Énoncé 1: Extrayez du texte sur le cyclone Garance le passage qui commence par « À moins de trois » et se termine par « aux services essentiels. ».
Énoncé 2: Traduisez en anglais cette phrase du texte sur le cyclone Garance : « Face à cette situation, la ville de Saint-Denis a mis en place des citernes d’eau d’urgence pour soulager la population. »
Énoncé 3: Poursuivez la rédaction du texte sur le cyclone Garance à partir de l’endroit où il s’interrompt.

Extrait du texte:
=====

Après Garance, la sidération des Réunionnais
Trois jours après le passage de Garance, l’île de La Réunion se retrouve en pleine phase de nettoyage et de réhabilitation. À ce stade, le bilan causé par le cyclone fait état de quatre décès et de centaines de blessés. L’intensité de la tempête a pris tout le monde de court, comme en témoigne cette habitante de Sainte-Marie : « Quand le Préfet a déclenché l’alerte violette, j’ai pris mes enfants et on s’est confinés dans la salle de bain. J’ai vraiment eu peur ». Les rafales de Garance vont jusqu’à 230 km/h et les cumuls de pluie atteignent les 400 mm dans l’intérieur de l’île, entraînant des inondations dramatiques et des glissements de terrain. Actuellement, près de 60.000 foyers sont toujours privés d’électricité et plus d’un Réunionnais sur deux a des problèmes d’accès à l’eau. Face à cette situation, la ville de Saint-Denis a mis en place des citernes d’eau d’urgence pour soulager la population.
Chido et Garance, deux météores distincts

À moins de trois mois d’intervalle, deux cyclones d’une violence extrême mettent à rude épreuve la France, devant faire face à l’ampleur des destructions causées par le cyclone Chido à Mayotte le 14 décembre 2024, puis désormais, aux dégâts laissés par le cyclone Garance sur l’île de La Réunion. Bien que ces phénomènes aient été d’une intensité redoutable, leurs caractéristiques techniques et leurs impacts sur les populations se distinguent. À Mayotte, le cyclone Chido a frappé l’archipel mahorais avec des rafales de vent dépassant les 200 km/h, atteignant jusqu’à 226 km/h à Pamandzi. Ce vent intense a ravagé l’île, emportant des maisons, des arbres et coupant l’accès aux services essentiels.

=====

Données enregistrées:
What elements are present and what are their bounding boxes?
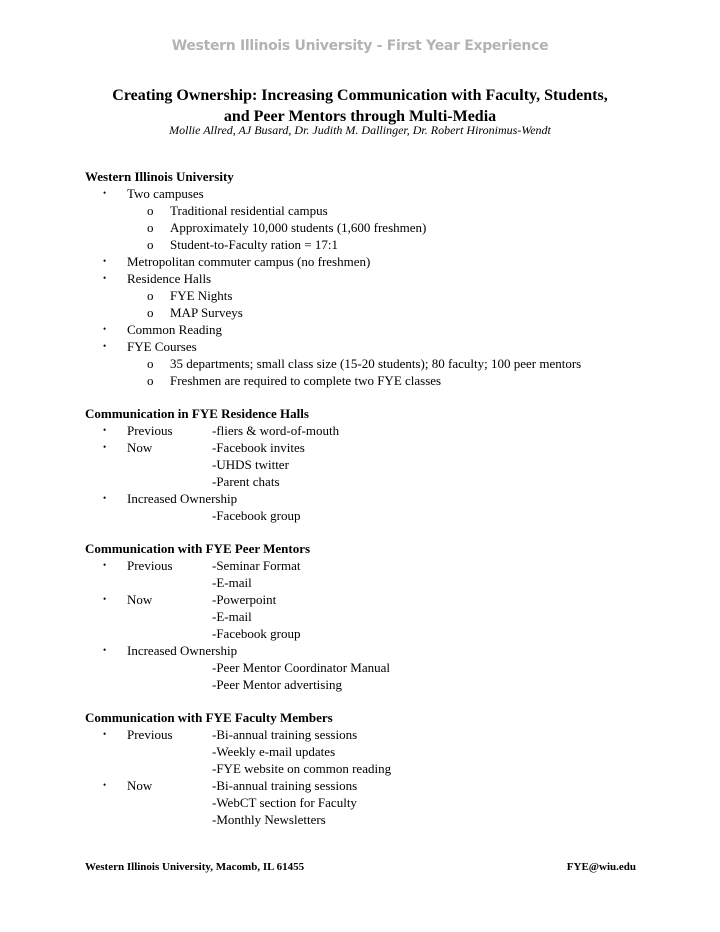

=====

Réponse proposée 1:
À moins de trois mois d’intervalle, deux cyclones d’une violence extrême mettent à rude épreuve la France, devant faire face à l’ampleur des destructions causées par le cyclone Chido à Mayotte le 14 décembre 2024, puis désormais, aux dégâts laissés par le cyclone Garance sur l’île de La Réunion. Bien que ces phénomènes aient été d’une intensité redoutable, leurs caractéristiques techniques et leurs impacts sur les populations se distinguent. À Mayotte, le cyclone Chido a frappé l’archipel mahorais avec des rafales de vent dépassant les 200 km/h, atteignant jusqu’à 226 km/h à Pamandzi. Ce vent intense a ravagé l’île, emportant des maisons, des arbres et coupant l’accès aux services essentiels.

Réponse proposée 2: Faced with this situation, the city of Saint-Denis set up emergency water tanks to bring relief to the population.

Réponse proposée 3:
À La Réunion, les rafales de vent ont atteint des vitesses de 214 km/h à l’aéroport de Roland Garros, et jusqu’à 230 km/h au piton Sainte-Rose. Pourtant, malgré une intensité comparable, l’impact de ces vents à Mayotte a été plus dévastateur. À La Réunion, l’impact de Garance s’est surtout mesuré par des conditions climatiques extrêmement humides, générant des pluies torrentielles et des inondations massives. À Mayotte, le cyclone Chido a provoqué des dégâts considérables, en balayant les infrastructures et le paysage de l’île, comme une tornade. Le cyclone Chido est la plus grande catastrophe naturelle ayant frappé Mayotte depuis près d’un siècle. À La Réunion, l’île n’avait pas connu de cyclone aussi dévastateur comme Garance, depuis le cyclone Hyacinthe, survenu en janvier 1980, qui avait causé la mort de vingt-cinq personnes.
Des impacts humains et matériels divergents
Malgré des conditions météorologiques relativement similaires, les cyclones tropicaux intenses, Chido et Garance ont eu des impacts humains et matériels contrastés. Bien que légèrement moins violent en termes de vent, Garance a causé de graves inondations et des glissements de terrain sur l’île de La Réunion, qui ont privé plus de 310.000 foyers d’eau potable, soit près de la totalité de la population de l’île, et plongé l’île dans l’obscurité pendant plusieurs jours. Les secours sont toujours à la recherche d’éventuelles victimes et de personnes disparues.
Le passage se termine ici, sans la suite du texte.